### DIRECTIONS FOR THIS TASK
Copy all of the material below exactly.

--- START ---

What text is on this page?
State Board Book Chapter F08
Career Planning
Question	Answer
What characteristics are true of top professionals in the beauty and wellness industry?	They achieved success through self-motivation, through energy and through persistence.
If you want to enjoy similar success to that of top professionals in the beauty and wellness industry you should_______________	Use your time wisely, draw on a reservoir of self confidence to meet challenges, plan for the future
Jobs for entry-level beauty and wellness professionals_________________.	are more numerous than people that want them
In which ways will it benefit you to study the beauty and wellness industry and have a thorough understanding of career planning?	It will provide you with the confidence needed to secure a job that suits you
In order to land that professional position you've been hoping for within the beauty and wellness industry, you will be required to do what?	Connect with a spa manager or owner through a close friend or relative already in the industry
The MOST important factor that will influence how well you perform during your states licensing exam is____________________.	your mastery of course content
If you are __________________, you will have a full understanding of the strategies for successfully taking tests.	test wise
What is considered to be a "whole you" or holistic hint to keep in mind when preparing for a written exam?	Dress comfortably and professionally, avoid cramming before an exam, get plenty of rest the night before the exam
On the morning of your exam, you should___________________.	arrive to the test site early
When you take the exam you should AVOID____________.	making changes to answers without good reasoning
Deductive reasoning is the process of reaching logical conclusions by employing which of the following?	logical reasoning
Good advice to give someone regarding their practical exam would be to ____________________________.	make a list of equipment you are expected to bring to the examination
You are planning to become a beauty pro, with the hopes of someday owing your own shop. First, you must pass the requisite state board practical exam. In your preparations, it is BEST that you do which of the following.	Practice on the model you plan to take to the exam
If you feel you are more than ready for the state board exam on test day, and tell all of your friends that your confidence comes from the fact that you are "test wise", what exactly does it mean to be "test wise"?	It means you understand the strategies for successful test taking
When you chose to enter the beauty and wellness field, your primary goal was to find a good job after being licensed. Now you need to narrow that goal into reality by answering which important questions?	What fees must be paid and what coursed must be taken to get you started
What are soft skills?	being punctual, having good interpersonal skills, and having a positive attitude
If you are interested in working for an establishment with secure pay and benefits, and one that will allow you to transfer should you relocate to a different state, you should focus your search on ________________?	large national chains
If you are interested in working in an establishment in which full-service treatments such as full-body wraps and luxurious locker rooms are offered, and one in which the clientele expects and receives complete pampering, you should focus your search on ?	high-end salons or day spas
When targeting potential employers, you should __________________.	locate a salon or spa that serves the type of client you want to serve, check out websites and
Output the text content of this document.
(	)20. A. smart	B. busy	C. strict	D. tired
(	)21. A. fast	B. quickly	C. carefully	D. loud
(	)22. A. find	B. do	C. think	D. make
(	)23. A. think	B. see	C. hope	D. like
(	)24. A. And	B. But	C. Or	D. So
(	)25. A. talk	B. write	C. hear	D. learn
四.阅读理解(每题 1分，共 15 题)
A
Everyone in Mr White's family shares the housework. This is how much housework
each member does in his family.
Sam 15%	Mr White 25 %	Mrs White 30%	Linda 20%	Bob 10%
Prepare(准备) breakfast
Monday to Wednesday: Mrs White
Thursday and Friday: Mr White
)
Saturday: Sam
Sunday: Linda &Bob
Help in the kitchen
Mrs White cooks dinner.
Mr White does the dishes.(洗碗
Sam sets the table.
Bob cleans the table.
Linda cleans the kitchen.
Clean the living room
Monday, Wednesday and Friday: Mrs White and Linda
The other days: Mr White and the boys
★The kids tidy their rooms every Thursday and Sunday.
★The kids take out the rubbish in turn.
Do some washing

--- END ---

### ANSWER TO THIS TASK
What text is on this page?
State Board Book Chapter F08
Career Planning
Question	Answer
What characteristics are true of top professionals in the beauty and wellness industry?	They achieved success through self-motivation, through energy and through persistence.
If you want to enjoy similar success to that of top professionals in the beauty and wellness industry you should_______________	Use your time wisely, draw on a reservoir of self confidence to meet challenges, plan for the future
Jobs for entry-level beauty and wellness professionals_________________.	are more numerous than people that want them
In which ways will it benefit you to study the beauty and wellness industry and have a thorough understanding of career planning?	It will provide you with the confidence needed to secure a job that suits you
In order to land that professional position you've been hoping for within the beauty and wellness industry, you will be required to do what?	Connect with a spa manager or owner through a close friend or relative already in the industry
The MOST important factor that will influence how well you perform during your states licensing exam is____________________.	your mastery of course content
If you are __________________, you will have a full understanding of the strategies for successfully taking tests.	test wise
What is considered to be a "whole you" or holistic hint to keep in mind when preparing for a written exam?	Dress comfortably and professionally, avoid cramming before an exam, get plenty of rest the night before the exam
On the morning of your exam, you should___________________.	arrive to the test site early
When you take the exam you should AVOID____________.	making changes to answers without good reasoning
Deductive reasoning is the process of reaching logical conclusions by employing which of the following?	logical reasoning
Good advice to give someone regarding their practical exam would be to ____________________________.	make a list of equipment you are expected to bring to the examination
You are planning to become a beauty pro, with the hopes of someday owing your own shop. First, you must pass the requisite state board practical exam. In your preparations, it is BEST that you do which of the following.	Practice on the model you plan to take to the exam
If you feel you are more than ready for the state board exam on test day, and tell all of your friends that your confidence comes from the fact that you are "test wise", what exactly does it mean to be "test wise"?	It means you understand the strategies for successful test taking
When you chose to enter the beauty and wellness field, your primary goal was to find a good job after being licensed. Now you need to narrow that goal into reality by answering which important questions?	What fees must be paid and what coursed must be taken to get you started
What are soft skills?	being punctual, having good interpersonal skills, and having a positive attitude
If you are interested in working for an establishment with secure pay and benefits, and one that will allow you to transfer should you relocate to a different state, you should focus your search on ________________?	large national chains
If you are interested in working in an establishment in which full-service treatments such as full-body wraps and luxurious locker rooms are offered, and one in which the clientele expects and receives complete pampering, you should focus your search on ?	high-end salons or day spas
When targeting potential employers, you should __________________.	locate a salon or spa that serves the type of client you want to serve, check out websites and
Output the text content of this document.
(	)20. A. smart	B. busy	C. strict	D. tired
(	)21. A. fast	B. quickly	C. carefully	D. loud
(	)22. A. find	B. do	C. think	D. make
(	)23. A. think	B. see	C. hope	D. like
(	)24. A. And	B. But	C. Or	D. So
(	)25. A. talk	B. write	C. hear	D. learn
四.阅读理解(每题 1分，共 15 题)
A
Everyone in Mr White's family shares the housework. This is how much housework
each member does in his family.
Sam 15%	Mr White 25 %	Mrs White 30%	Linda 20%	Bob 10%
Prepare(准备) breakfast
Monday to Wednesday: Mrs White
Thursday and Friday: Mr White
)
Saturday: Sam
Sunday: Linda &Bob
Help in the kitchen
Mrs White cooks dinner.
Mr White does the dishes.(洗碗
Sam sets the table.
Bob cleans the table.
Linda cleans the kitchen.
Clean the living room
Monday, Wednesday and Friday: Mrs White and Linda
The other days: Mr White and the boys
★The kids tidy their rooms every Thursday and Sunday.
★The kids take out the rubbish in turn.
Do some washing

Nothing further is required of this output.